* [GIVEN TASK]
Take the records underneath and set them down exactly.

* [THE DATA]

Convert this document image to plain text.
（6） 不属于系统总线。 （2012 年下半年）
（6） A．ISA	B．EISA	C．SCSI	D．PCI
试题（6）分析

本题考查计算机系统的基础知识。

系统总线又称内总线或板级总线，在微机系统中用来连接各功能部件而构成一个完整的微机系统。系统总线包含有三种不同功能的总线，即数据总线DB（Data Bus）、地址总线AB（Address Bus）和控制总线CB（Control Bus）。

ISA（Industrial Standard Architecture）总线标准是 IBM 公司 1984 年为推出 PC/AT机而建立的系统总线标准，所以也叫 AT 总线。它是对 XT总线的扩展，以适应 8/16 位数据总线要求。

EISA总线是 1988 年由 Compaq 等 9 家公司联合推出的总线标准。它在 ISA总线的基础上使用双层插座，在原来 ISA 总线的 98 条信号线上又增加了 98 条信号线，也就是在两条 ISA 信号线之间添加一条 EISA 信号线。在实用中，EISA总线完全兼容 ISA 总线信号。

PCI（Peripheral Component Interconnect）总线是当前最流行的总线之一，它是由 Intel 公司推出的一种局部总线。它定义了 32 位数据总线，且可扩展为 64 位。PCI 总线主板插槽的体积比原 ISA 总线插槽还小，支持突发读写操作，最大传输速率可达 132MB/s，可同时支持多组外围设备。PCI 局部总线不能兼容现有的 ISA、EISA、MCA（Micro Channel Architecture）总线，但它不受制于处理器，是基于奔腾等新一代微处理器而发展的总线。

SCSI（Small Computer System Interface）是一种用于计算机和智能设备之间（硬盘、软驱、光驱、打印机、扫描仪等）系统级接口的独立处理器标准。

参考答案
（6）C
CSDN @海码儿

* [TASK ANSWER]
Convert this document image to plain text.
（6） 不属于系统总线。 （2012 年下半年）
（6） A．ISA	B．EISA	C．SCSI	D．PCI
试题（6）分析

本题考查计算机系统的基础知识。

系统总线又称内总线或板级总线，在微机系统中用来连接各功能部件而构成一个完整的微机系统。系统总线包含有三种不同功能的总线，即数据总线DB（Data Bus）、地址总线AB（Address Bus）和控制总线CB（Control Bus）。

ISA（Industrial Standard Architecture）总线标准是 IBM 公司 1984 年为推出 PC/AT机而建立的系统总线标准，所以也叫 AT 总线。它是对 XT总线的扩展，以适应 8/16 位数据总线要求。

EISA总线是 1988 年由 Compaq 等 9 家公司联合推出的总线标准。它在 ISA总线的基础上使用双层插座，在原来 ISA 总线的 98 条信号线上又增加了 98 条信号线，也就是在两条 ISA 信号线之间添加一条 EISA 信号线。在实用中，EISA总线完全兼容 ISA 总线信号。

PCI（Peripheral Component Interconnect）总线是当前最流行的总线之一，它是由 Intel 公司推出的一种局部总线。它定义了 32 位数据总线，且可扩展为 64 位。PCI 总线主板插槽的体积比原 ISA 总线插槽还小，支持突发读写操作，最大传输速率可达 132MB/s，可同时支持多组外围设备。PCI 局部总线不能兼容现有的 ISA、EISA、MCA（Micro Channel Architecture）总线，但它不受制于处理器，是基于奔腾等新一代微处理器而发展的总线。

SCSI（Small Computer System Interface）是一种用于计算机和智能设备之间（硬盘、软驱、光驱、打印机、扫描仪等）系统级接口的独立处理器标准。

参考答案
（6）C
CSDN @海码儿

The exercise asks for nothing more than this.